**Exercise prompt**. Pull out every line with the word "incluso" from the entries below.

Recorded data
"""

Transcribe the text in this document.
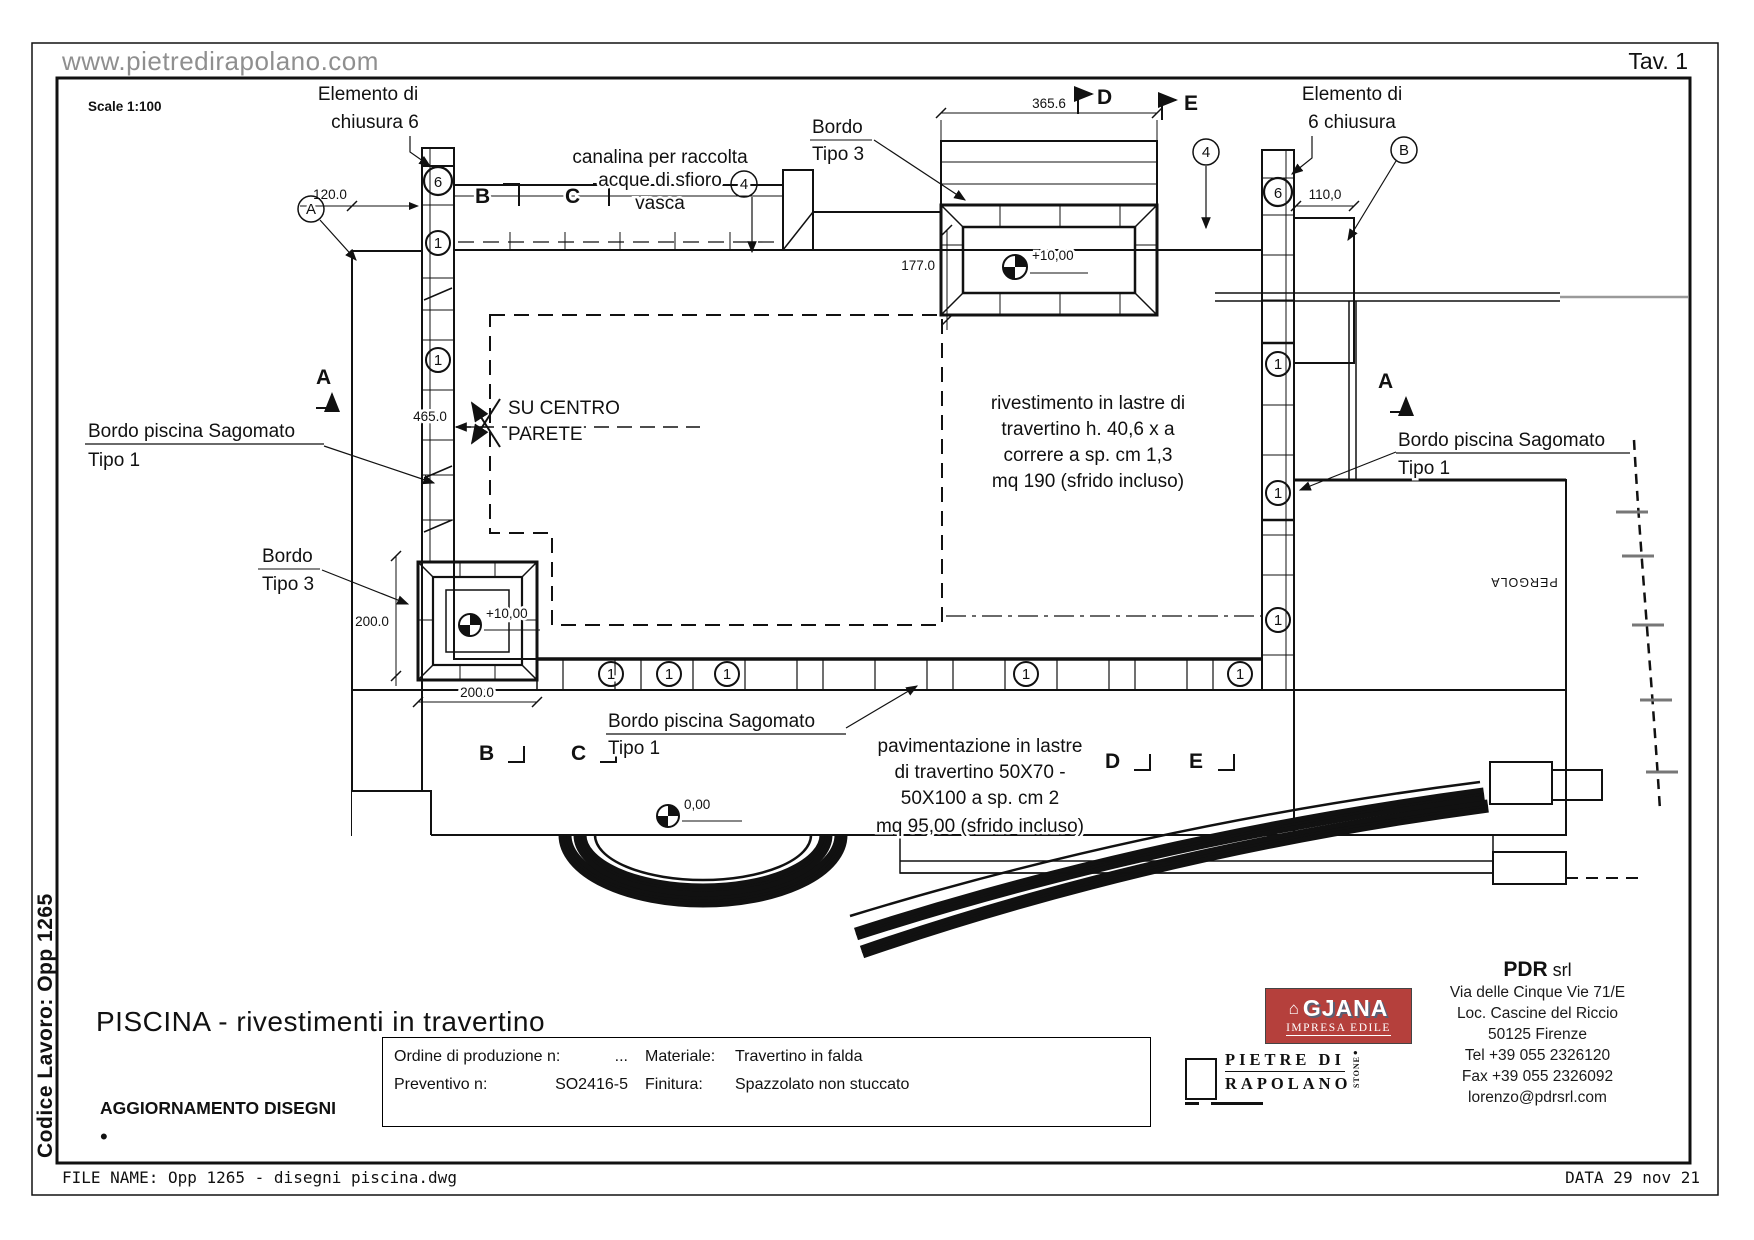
6
1
1
6
1
1
1
1	1	1	1	1
+10,00
+10,00
0,00
120.0
365.6
110,0
177.0
465.0
200.0
200.0
B	C
D	E
A	A
B	C	D	E
A
B
4
4
Elemento di
chiusura 6
Elemento di
6 chiusura
canalina per raccolta
acque di sfioro
vasca
Bordo
Tipo 3
Bordo
Tipo 3
Bordo piscina Sagomato
Tipo 1
Bordo piscina Sagomato
Tipo 1
Bordo piscina Sagomato
Tipo 1
SU CENTRO
PARETE
rivestimento in lastre di
travertino h. 40,6 x a
correre a sp. cm 1,3
mq 190 (sfrido incluso)
pavimentazione in lastre
di travertino 50X70 -
50X100 a sp. cm 2
mq 95,00 (sfrido incluso)
PERGOLA
www.pietredirapolano.com	Tav. 1
Codice Lavoro: Opp 1265
Scale 1:100
FILE NAME: Opp 1265 - disegni piscina.dwg	DATA 29 nov 21
PISCINA - rivestimenti in travertino
AGGIORNAMENTO DISEGNI
•
Ordine di produzione n:	...
Preventivo n:	SO2416-5
Materiale:	Travertino in falda
Finitura:	Spazzolato non stuccato
⌂ GJANA
IMPRESA EDILE
PIETRE DI
RAPOLANO STONE
●
PDR srl
Via delle Cinque Vie 71/E
Loc. Cascine del Riccio
50125 Firenze
Tel +39 055 2326120
Fax +39 055 2326092
lorenzo@pdrsrl.com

"""

**Solution for this task**.
mq 190 (sfrido incluso)
mq 95,00 (sfrido incluso)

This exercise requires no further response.